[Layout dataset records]
------------------------------------------------------------------------

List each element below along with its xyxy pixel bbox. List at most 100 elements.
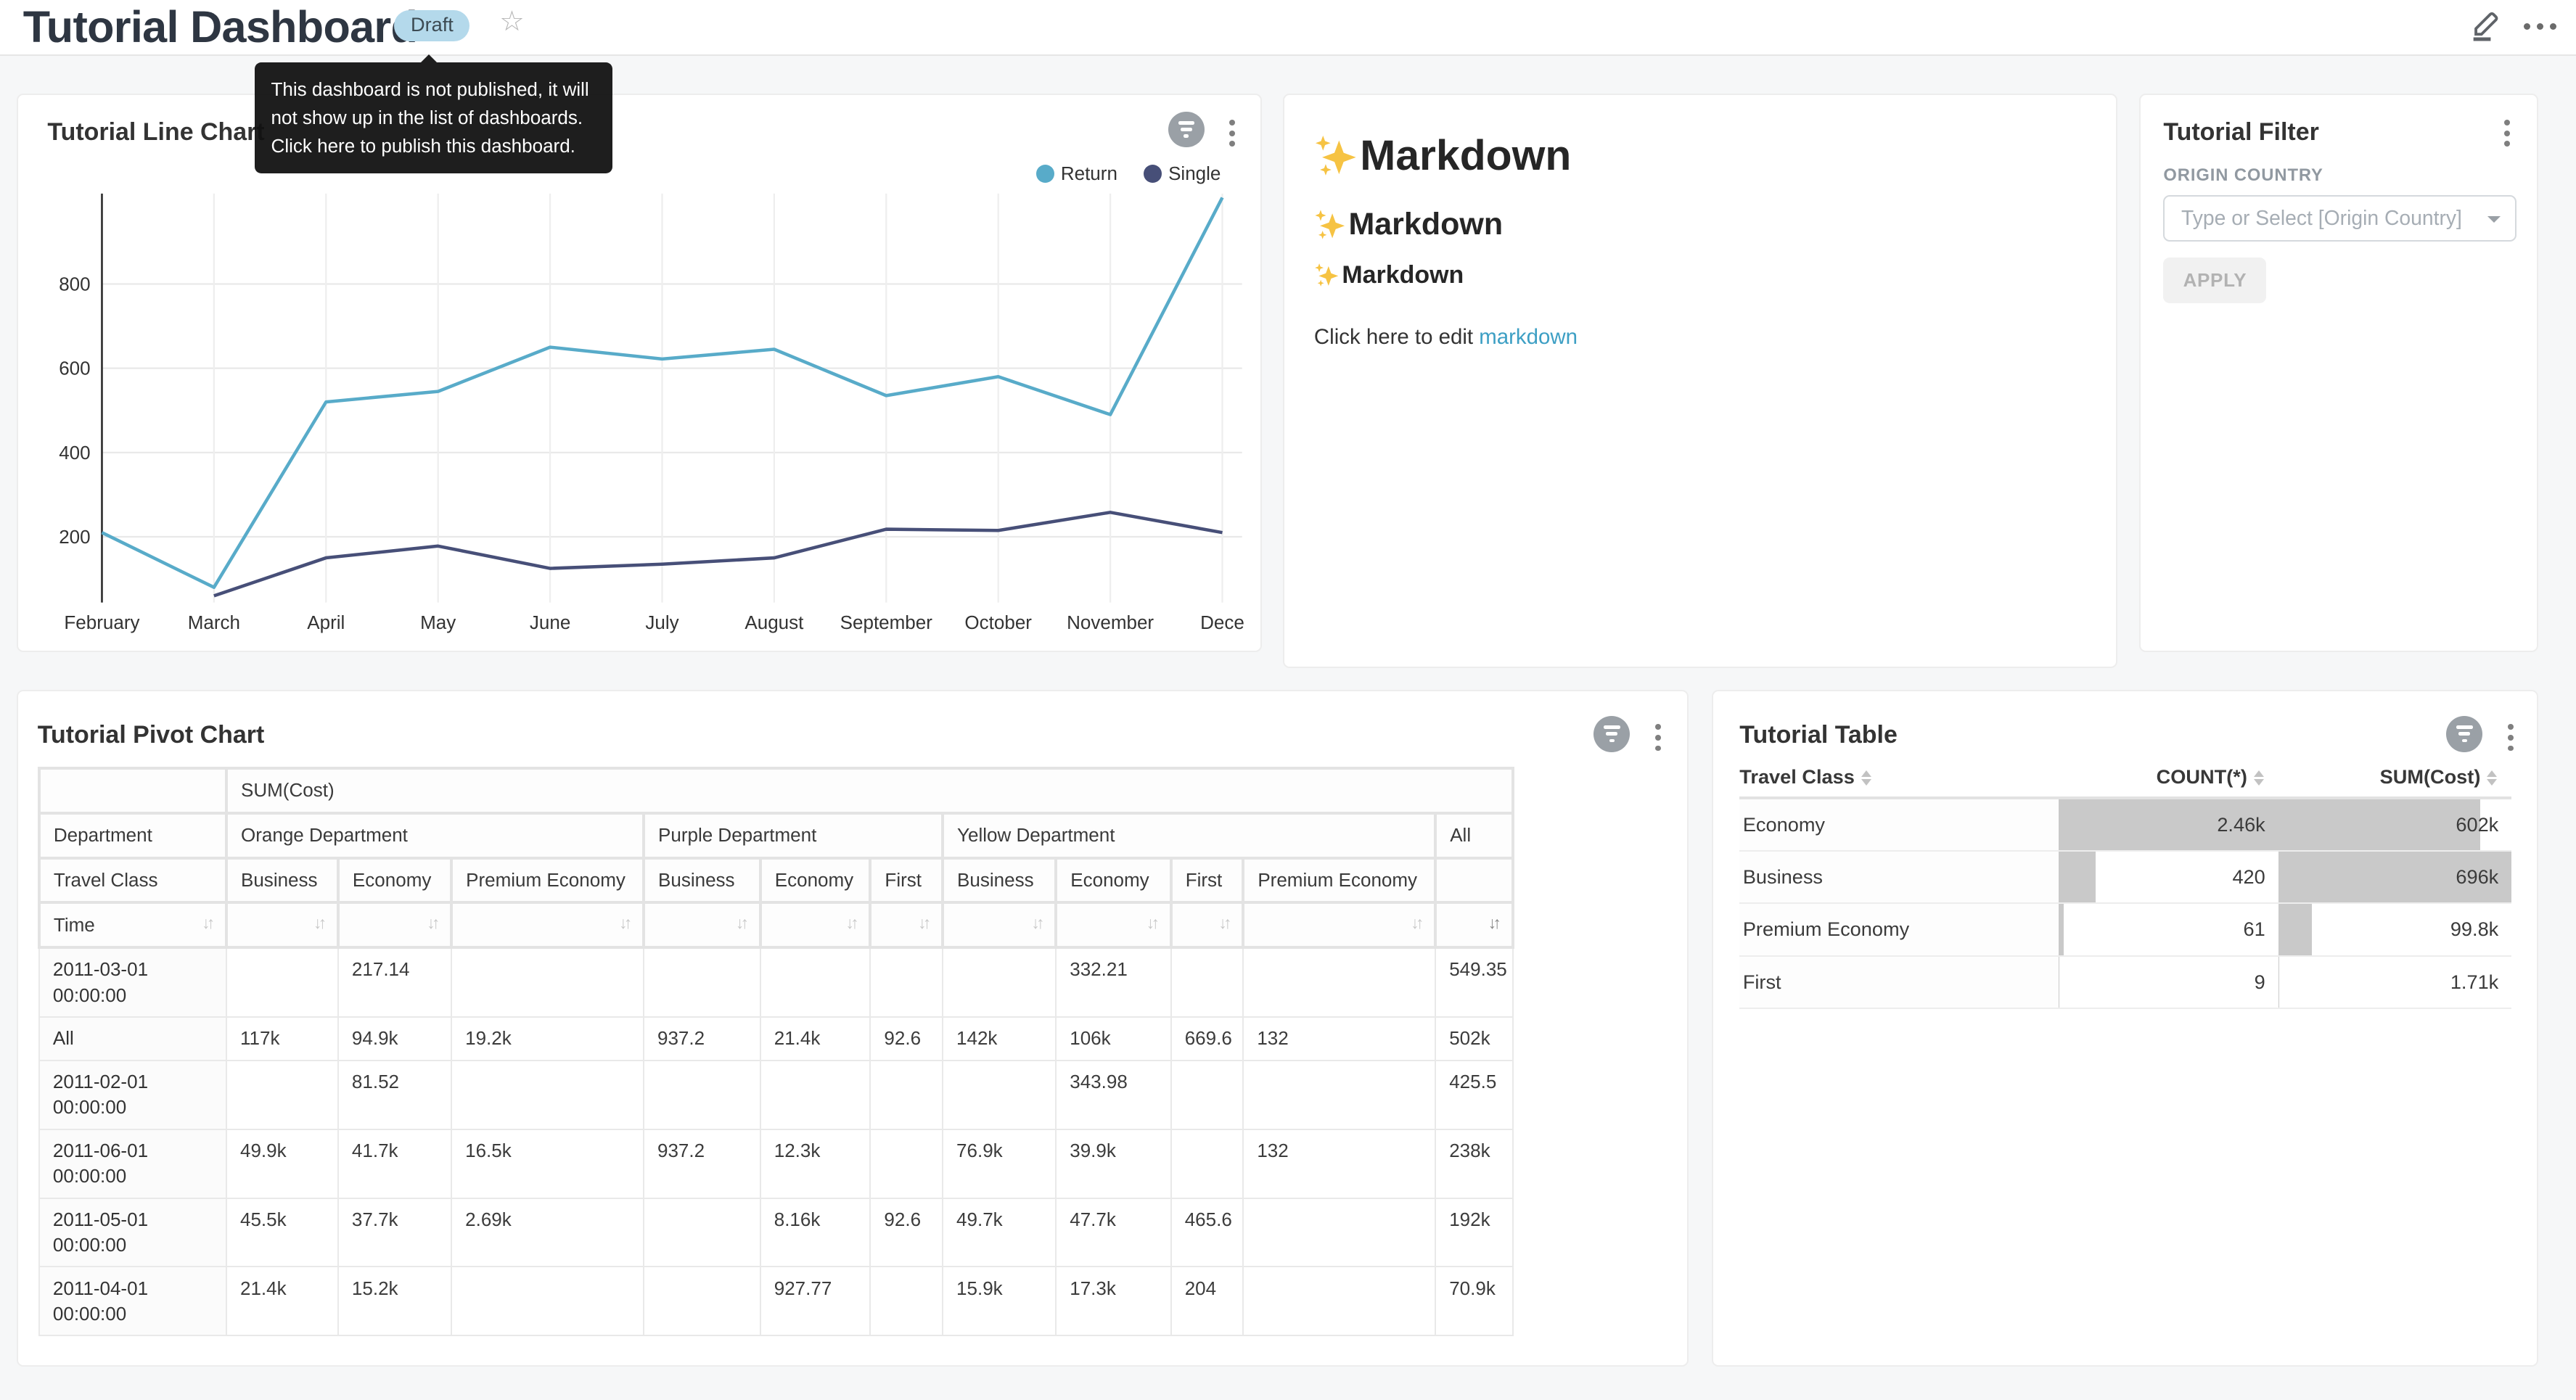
sort-arrows-icon[interactable]: ↓↑ [1219,913,1229,935]
pivot-col-header: Premium Economy [1243,858,1435,903]
x-tick-label: August [745,612,804,633]
cell-value: 696k [2278,859,2512,895]
apply-button[interactable]: APPLY [2163,258,2266,303]
count-cell: 61 [2059,903,2278,955]
pivot-cell: 669.6 [1171,1017,1244,1061]
pivot-cell [760,1061,871,1129]
pivot-col-header: Economy [760,858,871,903]
sort-caret-icon [1861,767,1873,788]
pivot-cell [1171,947,1244,1017]
pivot-dim-label: Department [39,813,226,858]
filter-card-title: Tutorial Filter [2163,118,2318,147]
pivot-chart-card: Tutorial Pivot Chart SUM(Cost)Department… [17,690,1689,1367]
pivot-cell: 2.69k [451,1198,644,1267]
pivot-col-header [1435,858,1512,903]
pivot-col-group: All [1435,813,1512,858]
sort-arrows-icon[interactable]: ↓↑ [1031,913,1041,935]
filter-funnel-icon[interactable] [2446,716,2482,752]
sum-cell: 696k [2278,851,2512,903]
pivot-row-label: 2011-02-01 00:00:00 [39,1061,226,1129]
sparkles-icon [1314,134,1360,177]
pivot-metric-header: SUM(Cost) [226,768,1513,813]
pivot-cell: 343.98 [1056,1061,1170,1129]
pivot-cell: 425.5 [1435,1061,1512,1129]
column-header-count[interactable]: COUNT(*) [2059,757,2278,798]
pivot-cell: 15.9k [943,1267,1056,1335]
sort-arrows-icon[interactable]: ↓↑ [1411,913,1421,935]
y-tick-label: 200 [59,526,90,548]
sort-arrows-icon[interactable]: ↓↑ [1147,913,1157,935]
pivot-cell: 45.5k [226,1198,338,1267]
sum-cell: 602k [2278,798,2512,851]
pivot-col-header: Business [226,858,338,903]
filter-funnel-icon[interactable] [1593,716,1630,752]
pivot-row-label: All [39,1017,226,1061]
pivot-col-header: Business [943,858,1056,903]
star-icon[interactable]: ☆ [499,5,525,38]
pivot-cell: 465.6 [1171,1198,1244,1267]
pivot-cell [644,1061,760,1129]
sort-arrows-icon[interactable]: ↓↑ [619,913,629,935]
markdown-card: Markdown Markdown Markdown Click here to… [1283,94,2117,668]
pivot-cell: 15.2k [338,1267,451,1335]
sort-arrows-icon[interactable]: ↓↑ [846,913,856,935]
table-row: Business420696k [1739,851,2511,903]
column-header-sum-cost[interactable]: SUM(Cost) [2278,757,2512,798]
sort-desc-icon[interactable]: ↓↑ [1488,913,1498,935]
column-header-travel-class[interactable]: Travel Class [1739,757,2058,798]
pivot-col-header: Business [644,858,760,903]
pivot-row-label: 2011-05-01 00:00:00 [39,1198,226,1267]
pivot-cell: 142k [943,1017,1056,1061]
pivot-cell [870,1061,943,1129]
pivot-cell [760,947,871,1017]
sort-caret-icon [2487,767,2498,788]
pivot-cell: 81.52 [338,1061,451,1129]
kebab-menu-icon[interactable] [2499,721,2522,754]
pivot-table: SUM(Cost)DepartmentOrange DepartmentPurp… [38,767,1514,1336]
pivot-row: 2011-05-01 00:00:0045.5k37.7k2.69k8.16k9… [39,1198,1513,1267]
sort-arrows-icon[interactable]: ↓↑ [427,913,437,935]
x-tick-label: October [964,612,1032,633]
pivot-cell: 937.2 [644,1129,760,1198]
pivot-sort-cell: ↓↑ [451,902,644,947]
pivot-cell: 41.7k [338,1129,451,1198]
pivot-sort-cell: ↓↑ [943,902,1056,947]
pivot-cell: 70.9k [1435,1267,1512,1335]
page-title: Tutorial Dashboard [23,1,417,52]
sort-arrows-icon[interactable]: ↓↑ [313,913,324,935]
pivot-cell: 92.6 [870,1017,943,1061]
pivot-cell: 117k [226,1017,338,1061]
pivot-cell [870,1267,943,1335]
pivot-cell: 94.9k [338,1017,451,1061]
draft-badge[interactable]: Draft [394,10,469,41]
sort-arrows-icon[interactable]: ↓↑ [918,913,928,935]
pivot-cell [1243,1267,1435,1335]
sort-arrows-icon[interactable]: ↓↑ [736,913,746,935]
ellipsis-icon[interactable] [2524,20,2556,33]
table-card: Tutorial Table Travel ClassCOUNT(*)SUM(C… [1712,690,2538,1367]
pivot-row: 2011-02-01 00:00:00 81.52 343.98 425.5 [39,1061,1513,1129]
pivot-cell [451,1061,644,1129]
pivot-cell: 12.3k [760,1129,871,1198]
x-tick-label: July [645,612,678,633]
pivot-cell [226,1061,338,1129]
pencil-icon[interactable] [2469,8,2502,41]
pivot-sort-cell: ↓↑ [1435,902,1512,947]
sum-cell: 1.71k [2278,956,2512,1008]
cell-value: 9 [2059,964,2278,1000]
pivot-cell: 21.4k [760,1017,871,1061]
pivot-cell: 21.4k [226,1267,338,1335]
pivot-cell [226,947,338,1017]
x-tick-label: June [529,612,570,633]
origin-country-select[interactable]: Type or Select [Origin Country] [2163,195,2516,241]
pivot-row-label: 2011-06-01 00:00:00 [39,1129,226,1198]
pivot-col-header: Economy [338,858,451,903]
pivot-row: 2011-03-01 00:00:00217.14332.21549.35 [39,947,1513,1017]
kebab-menu-icon[interactable] [2495,116,2519,149]
kebab-menu-icon[interactable] [1646,721,1670,754]
pivot-cell: 49.7k [943,1198,1056,1267]
sort-arrows-icon[interactable]: ↓↑ [202,913,212,935]
pivot-row-label: 2011-03-01 00:00:00 [39,947,226,1017]
cell-value: 2.46k [2059,807,2278,843]
markdown-edit-link[interactable]: markdown [1479,325,1578,349]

------------------------------------------------------------------------

**STATED PROBLEM**
Rewrite the records from the line with "sort-arrows-icon[interactable]: ↓↑ [1219,913,1229,935]" to the line with "column-header-count[interactable]: COUNT(*) [2059,757,2278,798]", changing every "pivot-cell" to "pivot-value" and keeping everything else the same. Return only those lines.

**RIGHT ANSWER**
sort-arrows-icon[interactable]: ↓↑ [1219,913,1229,935]
pivot-col-header: Premium Economy [1243,858,1435,903]
x-tick-label: August [745,612,804,633]
cell-value: 696k [2278,859,2512,895]
apply-button[interactable]: APPLY [2163,258,2266,303]
count-cell: 61 [2059,903,2278,955]
pivot-value: 669.6 [1171,1017,1244,1061]
pivot-value [760,1061,871,1129]
pivot-col-header: Economy [760,858,871,903]
sort-caret-icon [1861,767,1873,788]
pivot-value [1171,947,1244,1017]
pivot-dim-label: Department [39,813,226,858]
filter-card-title: Tutorial Filter [2163,118,2318,147]
pivot-chart-card: Tutorial Pivot Chart SUM(Cost)Department… [17,690,1689,1367]
pivot-value: 2.69k [451,1198,644,1267]
pivot-col-header [1435,858,1512,903]
pivot-col-group: All [1435,813,1512,858]
sort-arrows-icon[interactable]: ↓↑ [1031,913,1041,935]
filter-funnel-icon[interactable] [2446,716,2482,752]
sum-cell: 696k [2278,851,2512,903]
pivot-row-label: 2011-02-01 00:00:00 [39,1061,226,1129]
sparkles-icon [1314,134,1360,177]
pivot-metric-header: SUM(Cost) [226,768,1513,813]
pivot-value: 343.98 [1056,1061,1170,1129]
pivot-value: 425.5 [1435,1061,1512,1129]
column-header-count[interactable]: COUNT(*) [2059,757,2278,798]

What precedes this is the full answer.